--- Stored data entries ---
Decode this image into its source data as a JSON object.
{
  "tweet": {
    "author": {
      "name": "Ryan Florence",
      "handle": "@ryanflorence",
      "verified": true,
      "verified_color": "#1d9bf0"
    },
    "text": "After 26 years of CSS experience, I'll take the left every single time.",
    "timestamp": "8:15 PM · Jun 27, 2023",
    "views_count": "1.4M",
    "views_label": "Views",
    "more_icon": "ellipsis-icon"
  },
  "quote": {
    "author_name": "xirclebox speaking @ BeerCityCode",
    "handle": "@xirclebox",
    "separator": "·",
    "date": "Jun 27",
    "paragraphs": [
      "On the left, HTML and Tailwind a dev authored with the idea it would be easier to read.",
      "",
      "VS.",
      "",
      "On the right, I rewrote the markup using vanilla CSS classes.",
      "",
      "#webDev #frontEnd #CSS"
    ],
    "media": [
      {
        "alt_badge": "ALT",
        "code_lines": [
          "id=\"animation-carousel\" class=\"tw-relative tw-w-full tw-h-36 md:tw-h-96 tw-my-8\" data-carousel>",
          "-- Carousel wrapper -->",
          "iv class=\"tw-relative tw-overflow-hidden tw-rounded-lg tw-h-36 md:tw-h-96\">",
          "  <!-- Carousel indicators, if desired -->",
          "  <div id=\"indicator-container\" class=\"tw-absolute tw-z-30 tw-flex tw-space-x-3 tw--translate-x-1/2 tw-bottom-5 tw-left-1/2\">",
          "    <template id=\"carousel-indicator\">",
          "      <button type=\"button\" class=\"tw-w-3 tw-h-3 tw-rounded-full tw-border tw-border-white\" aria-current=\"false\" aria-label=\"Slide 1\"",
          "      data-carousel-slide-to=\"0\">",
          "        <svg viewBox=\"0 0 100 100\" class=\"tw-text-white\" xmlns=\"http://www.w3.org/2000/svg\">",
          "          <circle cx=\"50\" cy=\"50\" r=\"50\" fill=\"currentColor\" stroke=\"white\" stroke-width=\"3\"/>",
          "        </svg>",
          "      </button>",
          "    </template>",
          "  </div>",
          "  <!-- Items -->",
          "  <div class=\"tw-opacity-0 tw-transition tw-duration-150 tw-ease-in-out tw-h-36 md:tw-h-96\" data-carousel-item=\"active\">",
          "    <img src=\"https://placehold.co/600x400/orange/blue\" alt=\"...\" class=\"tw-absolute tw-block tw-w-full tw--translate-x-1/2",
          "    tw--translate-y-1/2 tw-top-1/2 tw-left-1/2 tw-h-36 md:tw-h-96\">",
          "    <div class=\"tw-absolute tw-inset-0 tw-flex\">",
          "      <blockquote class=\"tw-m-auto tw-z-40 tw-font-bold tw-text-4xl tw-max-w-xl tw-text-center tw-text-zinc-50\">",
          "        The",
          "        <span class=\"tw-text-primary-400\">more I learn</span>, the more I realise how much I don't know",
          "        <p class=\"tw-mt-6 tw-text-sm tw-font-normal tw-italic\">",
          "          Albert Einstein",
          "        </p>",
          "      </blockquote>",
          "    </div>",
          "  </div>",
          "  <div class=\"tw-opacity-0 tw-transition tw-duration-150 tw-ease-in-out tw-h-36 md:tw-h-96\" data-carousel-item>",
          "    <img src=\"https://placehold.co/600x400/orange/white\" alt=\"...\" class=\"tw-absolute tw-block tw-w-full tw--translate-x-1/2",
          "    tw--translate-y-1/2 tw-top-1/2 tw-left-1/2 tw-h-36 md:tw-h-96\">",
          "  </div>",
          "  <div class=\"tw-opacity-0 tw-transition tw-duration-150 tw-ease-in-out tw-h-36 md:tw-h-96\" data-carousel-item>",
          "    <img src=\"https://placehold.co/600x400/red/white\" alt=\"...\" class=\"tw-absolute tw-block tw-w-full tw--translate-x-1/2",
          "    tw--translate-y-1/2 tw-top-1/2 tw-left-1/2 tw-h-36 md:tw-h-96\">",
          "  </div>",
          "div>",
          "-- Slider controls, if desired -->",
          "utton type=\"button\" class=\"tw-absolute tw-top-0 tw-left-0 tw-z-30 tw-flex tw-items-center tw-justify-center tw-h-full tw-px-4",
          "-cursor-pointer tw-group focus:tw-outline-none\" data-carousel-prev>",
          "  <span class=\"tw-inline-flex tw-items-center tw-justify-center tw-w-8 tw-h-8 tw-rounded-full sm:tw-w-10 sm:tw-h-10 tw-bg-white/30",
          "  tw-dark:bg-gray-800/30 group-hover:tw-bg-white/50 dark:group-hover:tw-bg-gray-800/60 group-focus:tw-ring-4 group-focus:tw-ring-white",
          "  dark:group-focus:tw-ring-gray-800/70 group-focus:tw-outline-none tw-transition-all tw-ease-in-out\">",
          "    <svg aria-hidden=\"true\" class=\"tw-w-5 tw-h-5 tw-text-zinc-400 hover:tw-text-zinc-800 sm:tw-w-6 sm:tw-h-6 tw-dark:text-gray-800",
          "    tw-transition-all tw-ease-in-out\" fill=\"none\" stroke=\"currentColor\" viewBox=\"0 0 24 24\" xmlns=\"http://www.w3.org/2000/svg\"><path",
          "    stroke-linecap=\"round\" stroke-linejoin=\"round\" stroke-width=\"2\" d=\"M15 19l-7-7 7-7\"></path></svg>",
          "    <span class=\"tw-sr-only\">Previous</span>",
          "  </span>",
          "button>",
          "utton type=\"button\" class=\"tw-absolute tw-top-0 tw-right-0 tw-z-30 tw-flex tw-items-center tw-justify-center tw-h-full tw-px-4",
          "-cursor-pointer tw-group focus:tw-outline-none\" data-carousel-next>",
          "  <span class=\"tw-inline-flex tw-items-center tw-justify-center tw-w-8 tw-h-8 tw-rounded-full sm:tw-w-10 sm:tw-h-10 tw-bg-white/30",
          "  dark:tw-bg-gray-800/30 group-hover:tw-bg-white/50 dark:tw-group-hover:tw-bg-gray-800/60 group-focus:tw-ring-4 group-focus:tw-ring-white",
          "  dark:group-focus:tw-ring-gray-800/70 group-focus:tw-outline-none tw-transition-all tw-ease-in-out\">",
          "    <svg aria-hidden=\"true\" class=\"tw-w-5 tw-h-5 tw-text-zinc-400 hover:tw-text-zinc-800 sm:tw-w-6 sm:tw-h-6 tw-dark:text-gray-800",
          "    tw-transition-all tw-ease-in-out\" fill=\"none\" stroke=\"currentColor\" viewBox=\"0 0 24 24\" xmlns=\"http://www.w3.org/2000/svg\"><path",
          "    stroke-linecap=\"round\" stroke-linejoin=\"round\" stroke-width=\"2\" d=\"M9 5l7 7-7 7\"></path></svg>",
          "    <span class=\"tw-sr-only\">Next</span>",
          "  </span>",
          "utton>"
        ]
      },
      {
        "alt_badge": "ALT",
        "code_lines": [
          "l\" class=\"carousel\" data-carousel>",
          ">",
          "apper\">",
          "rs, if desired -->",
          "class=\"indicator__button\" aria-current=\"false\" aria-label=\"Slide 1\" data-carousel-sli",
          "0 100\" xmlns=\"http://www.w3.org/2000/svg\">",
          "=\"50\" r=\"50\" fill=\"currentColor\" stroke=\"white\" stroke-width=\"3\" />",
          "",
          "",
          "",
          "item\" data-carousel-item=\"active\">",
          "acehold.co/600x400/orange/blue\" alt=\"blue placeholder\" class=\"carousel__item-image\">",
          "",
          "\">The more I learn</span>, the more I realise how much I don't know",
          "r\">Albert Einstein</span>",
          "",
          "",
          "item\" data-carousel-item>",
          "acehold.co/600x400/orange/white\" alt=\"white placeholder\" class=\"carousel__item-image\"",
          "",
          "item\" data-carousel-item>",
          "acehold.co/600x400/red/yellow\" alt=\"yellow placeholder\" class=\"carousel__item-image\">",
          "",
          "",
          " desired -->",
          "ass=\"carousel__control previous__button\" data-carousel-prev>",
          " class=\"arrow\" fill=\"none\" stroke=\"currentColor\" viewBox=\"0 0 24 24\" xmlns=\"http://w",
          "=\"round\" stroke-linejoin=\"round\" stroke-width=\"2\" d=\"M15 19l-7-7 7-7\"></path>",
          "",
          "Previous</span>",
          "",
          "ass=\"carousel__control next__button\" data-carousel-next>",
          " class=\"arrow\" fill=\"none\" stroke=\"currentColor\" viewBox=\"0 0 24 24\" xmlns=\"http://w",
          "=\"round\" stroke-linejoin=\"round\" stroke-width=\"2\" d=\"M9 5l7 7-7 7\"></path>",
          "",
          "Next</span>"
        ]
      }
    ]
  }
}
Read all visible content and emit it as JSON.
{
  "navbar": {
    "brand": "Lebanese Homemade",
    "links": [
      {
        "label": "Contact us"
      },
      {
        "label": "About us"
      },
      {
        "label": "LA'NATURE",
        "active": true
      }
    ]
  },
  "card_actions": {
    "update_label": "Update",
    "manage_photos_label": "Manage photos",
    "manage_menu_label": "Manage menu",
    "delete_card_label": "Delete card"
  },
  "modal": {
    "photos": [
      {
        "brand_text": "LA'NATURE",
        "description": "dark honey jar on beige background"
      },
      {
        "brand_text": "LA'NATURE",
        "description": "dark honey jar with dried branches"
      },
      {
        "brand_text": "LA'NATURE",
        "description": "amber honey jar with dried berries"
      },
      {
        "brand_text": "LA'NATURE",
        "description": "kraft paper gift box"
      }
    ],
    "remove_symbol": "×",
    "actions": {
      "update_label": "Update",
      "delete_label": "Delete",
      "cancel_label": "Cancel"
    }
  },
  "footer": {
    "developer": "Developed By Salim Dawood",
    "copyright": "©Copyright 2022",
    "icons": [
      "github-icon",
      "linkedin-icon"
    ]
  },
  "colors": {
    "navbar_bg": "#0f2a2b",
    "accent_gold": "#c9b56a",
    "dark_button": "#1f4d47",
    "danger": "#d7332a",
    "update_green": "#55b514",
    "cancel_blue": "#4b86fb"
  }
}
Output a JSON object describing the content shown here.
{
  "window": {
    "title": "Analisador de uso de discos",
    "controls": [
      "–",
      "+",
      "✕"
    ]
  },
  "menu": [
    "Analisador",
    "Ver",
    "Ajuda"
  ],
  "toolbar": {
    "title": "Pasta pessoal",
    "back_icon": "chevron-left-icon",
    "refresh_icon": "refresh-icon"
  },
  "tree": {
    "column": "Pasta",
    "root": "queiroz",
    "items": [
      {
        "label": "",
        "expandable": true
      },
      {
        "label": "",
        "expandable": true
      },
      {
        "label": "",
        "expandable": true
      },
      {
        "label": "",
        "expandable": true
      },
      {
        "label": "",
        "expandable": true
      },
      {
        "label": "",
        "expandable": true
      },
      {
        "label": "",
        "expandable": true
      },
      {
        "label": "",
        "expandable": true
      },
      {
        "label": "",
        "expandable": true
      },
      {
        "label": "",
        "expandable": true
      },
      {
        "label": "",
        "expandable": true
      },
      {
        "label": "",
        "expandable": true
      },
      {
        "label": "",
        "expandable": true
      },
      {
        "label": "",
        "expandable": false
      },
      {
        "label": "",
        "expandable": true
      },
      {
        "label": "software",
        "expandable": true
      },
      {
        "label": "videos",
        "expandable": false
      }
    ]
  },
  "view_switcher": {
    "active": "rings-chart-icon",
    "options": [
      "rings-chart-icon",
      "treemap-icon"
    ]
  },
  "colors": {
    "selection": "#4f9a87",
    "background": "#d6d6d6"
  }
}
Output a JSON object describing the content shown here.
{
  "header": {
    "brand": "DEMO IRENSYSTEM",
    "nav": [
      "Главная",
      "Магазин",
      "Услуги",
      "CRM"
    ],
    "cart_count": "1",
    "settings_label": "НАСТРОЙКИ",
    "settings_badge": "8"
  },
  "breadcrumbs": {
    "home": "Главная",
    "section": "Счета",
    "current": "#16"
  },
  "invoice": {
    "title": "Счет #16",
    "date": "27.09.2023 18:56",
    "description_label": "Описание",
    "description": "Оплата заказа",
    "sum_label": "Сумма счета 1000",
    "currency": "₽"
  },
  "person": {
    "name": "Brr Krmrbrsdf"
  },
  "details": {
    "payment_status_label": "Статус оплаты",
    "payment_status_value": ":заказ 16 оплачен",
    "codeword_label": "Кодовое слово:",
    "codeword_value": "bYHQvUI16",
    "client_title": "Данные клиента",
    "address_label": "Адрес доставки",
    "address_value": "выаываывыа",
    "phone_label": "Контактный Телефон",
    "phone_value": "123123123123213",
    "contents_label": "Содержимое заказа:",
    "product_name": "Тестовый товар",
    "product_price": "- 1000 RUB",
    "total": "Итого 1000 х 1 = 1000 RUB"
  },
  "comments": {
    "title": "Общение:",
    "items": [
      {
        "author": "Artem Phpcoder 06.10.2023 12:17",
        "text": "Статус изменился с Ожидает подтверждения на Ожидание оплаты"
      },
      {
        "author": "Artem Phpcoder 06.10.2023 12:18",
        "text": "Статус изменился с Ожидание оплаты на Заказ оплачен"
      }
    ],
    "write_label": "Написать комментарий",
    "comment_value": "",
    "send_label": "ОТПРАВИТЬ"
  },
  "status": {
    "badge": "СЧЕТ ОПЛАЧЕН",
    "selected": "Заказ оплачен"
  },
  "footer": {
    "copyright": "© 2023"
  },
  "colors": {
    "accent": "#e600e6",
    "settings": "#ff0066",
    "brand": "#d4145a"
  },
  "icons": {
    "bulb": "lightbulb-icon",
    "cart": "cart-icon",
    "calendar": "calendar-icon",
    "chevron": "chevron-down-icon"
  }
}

--- Exercise brief ---
Tally the lines of the listing that include "linejoin". Reply with nothing but the count.

--- Result ---
4